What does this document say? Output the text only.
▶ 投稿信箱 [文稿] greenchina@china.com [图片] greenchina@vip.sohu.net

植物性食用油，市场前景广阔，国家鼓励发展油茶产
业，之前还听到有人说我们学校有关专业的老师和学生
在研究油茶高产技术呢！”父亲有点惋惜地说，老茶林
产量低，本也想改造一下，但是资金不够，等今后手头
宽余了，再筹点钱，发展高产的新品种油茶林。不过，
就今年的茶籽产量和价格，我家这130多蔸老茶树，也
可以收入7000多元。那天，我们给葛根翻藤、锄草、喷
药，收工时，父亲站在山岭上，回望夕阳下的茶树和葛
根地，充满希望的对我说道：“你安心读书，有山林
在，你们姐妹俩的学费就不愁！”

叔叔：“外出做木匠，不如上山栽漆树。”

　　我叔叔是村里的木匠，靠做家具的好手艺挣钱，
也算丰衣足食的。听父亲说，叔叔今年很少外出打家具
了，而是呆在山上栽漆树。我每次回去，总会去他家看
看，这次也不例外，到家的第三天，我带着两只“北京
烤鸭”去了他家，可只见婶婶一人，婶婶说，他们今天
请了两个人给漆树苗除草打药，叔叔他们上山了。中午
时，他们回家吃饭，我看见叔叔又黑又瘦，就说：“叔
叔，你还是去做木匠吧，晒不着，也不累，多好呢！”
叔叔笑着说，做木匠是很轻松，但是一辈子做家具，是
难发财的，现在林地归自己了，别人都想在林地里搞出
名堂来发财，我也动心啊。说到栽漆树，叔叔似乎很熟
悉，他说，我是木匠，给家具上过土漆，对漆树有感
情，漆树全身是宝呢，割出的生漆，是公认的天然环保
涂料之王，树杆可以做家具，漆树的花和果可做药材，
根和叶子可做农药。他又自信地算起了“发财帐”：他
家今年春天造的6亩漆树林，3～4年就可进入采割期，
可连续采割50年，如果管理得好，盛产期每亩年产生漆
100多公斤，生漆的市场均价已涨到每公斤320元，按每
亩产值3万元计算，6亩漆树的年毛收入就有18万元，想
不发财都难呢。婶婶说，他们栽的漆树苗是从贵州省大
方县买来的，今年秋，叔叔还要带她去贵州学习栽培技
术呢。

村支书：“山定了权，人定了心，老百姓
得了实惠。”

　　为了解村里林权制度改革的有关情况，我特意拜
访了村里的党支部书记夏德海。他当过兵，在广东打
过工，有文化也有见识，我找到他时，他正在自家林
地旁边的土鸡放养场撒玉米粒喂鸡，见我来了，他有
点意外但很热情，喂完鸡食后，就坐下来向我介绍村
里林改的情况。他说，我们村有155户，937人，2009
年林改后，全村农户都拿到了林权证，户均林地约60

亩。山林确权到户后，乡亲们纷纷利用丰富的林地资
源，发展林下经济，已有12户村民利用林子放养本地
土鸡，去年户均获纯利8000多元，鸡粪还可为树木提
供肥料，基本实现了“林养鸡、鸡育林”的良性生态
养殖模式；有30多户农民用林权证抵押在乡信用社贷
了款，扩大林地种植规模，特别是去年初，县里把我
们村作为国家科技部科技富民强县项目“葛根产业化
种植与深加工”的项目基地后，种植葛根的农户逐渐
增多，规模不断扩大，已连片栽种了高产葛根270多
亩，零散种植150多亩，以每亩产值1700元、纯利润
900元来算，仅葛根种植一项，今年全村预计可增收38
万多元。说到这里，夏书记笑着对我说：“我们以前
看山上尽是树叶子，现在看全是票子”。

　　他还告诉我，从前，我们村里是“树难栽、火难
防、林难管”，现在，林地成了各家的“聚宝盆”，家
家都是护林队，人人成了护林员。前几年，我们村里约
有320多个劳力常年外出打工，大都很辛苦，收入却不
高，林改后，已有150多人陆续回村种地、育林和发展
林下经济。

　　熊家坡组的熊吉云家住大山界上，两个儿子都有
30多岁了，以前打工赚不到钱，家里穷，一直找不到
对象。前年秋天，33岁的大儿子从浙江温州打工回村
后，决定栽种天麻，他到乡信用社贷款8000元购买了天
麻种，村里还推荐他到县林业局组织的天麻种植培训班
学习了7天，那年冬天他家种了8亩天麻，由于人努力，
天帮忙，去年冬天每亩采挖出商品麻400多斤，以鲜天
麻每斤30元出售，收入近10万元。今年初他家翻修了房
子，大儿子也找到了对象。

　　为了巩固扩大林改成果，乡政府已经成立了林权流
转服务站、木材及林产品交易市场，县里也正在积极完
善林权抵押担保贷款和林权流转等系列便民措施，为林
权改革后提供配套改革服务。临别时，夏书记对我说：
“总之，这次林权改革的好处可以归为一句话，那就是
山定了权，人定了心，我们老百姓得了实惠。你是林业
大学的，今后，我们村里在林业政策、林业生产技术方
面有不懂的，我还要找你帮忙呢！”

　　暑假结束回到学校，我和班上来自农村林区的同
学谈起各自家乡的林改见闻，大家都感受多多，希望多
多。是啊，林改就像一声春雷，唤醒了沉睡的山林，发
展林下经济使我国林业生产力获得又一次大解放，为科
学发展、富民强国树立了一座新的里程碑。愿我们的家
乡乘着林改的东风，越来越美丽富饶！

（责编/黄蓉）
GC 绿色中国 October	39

Instruction — Search the data for "山定了权". Copy every line that has it.

Answer to this problem —
村支书：“山定了权，人定了心，老百姓
山定了权，人定了心，我们老百姓得了实惠。你是林业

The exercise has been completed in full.